[DATA EXTRACT start]

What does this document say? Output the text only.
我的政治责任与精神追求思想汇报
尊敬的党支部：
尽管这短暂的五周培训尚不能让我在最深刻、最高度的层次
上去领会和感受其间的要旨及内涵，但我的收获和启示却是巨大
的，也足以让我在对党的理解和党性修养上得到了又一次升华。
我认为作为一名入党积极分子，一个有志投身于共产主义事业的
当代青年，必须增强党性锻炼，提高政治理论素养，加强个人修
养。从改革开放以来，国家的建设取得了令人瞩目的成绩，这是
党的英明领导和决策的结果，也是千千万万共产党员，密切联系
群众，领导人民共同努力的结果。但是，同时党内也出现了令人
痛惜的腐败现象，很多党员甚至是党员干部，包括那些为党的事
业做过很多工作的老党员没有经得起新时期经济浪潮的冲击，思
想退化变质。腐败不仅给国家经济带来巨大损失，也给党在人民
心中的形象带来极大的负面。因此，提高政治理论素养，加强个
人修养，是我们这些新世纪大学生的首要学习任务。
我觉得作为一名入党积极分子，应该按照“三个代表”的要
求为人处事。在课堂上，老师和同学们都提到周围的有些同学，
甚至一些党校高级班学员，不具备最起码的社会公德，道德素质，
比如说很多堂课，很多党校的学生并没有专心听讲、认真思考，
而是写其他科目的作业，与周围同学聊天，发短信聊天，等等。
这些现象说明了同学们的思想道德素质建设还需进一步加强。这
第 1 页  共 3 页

[DATA EXTRACT end]

**GIVEN TASK**
All of the entries must be quoted exactly; please include each one.

**SOLUTION TO THIS TASK**
What does this document say? Output the text only.
我的政治责任与精神追求思想汇报
尊敬的党支部：
尽管这短暂的五周培训尚不能让我在最深刻、最高度的层次
上去领会和感受其间的要旨及内涵，但我的收获和启示却是巨大
的，也足以让我在对党的理解和党性修养上得到了又一次升华。
我认为作为一名入党积极分子，一个有志投身于共产主义事业的
当代青年，必须增强党性锻炼，提高政治理论素养，加强个人修
养。从改革开放以来，国家的建设取得了令人瞩目的成绩，这是
党的英明领导和决策的结果，也是千千万万共产党员，密切联系
群众，领导人民共同努力的结果。但是，同时党内也出现了令人
痛惜的腐败现象，很多党员甚至是党员干部，包括那些为党的事
业做过很多工作的老党员没有经得起新时期经济浪潮的冲击，思
想退化变质。腐败不仅给国家经济带来巨大损失，也给党在人民
心中的形象带来极大的负面。因此，提高政治理论素养，加强个
人修养，是我们这些新世纪大学生的首要学习任务。
我觉得作为一名入党积极分子，应该按照“三个代表”的要
求为人处事。在课堂上，老师和同学们都提到周围的有些同学，
甚至一些党校高级班学员，不具备最起码的社会公德，道德素质，
比如说很多堂课，很多党校的学生并没有专心听讲、认真思考，
而是写其他科目的作业，与周围同学聊天，发短信聊天，等等。
这些现象说明了同学们的思想道德素质建设还需进一步加强。这
第 1 页  共 3 页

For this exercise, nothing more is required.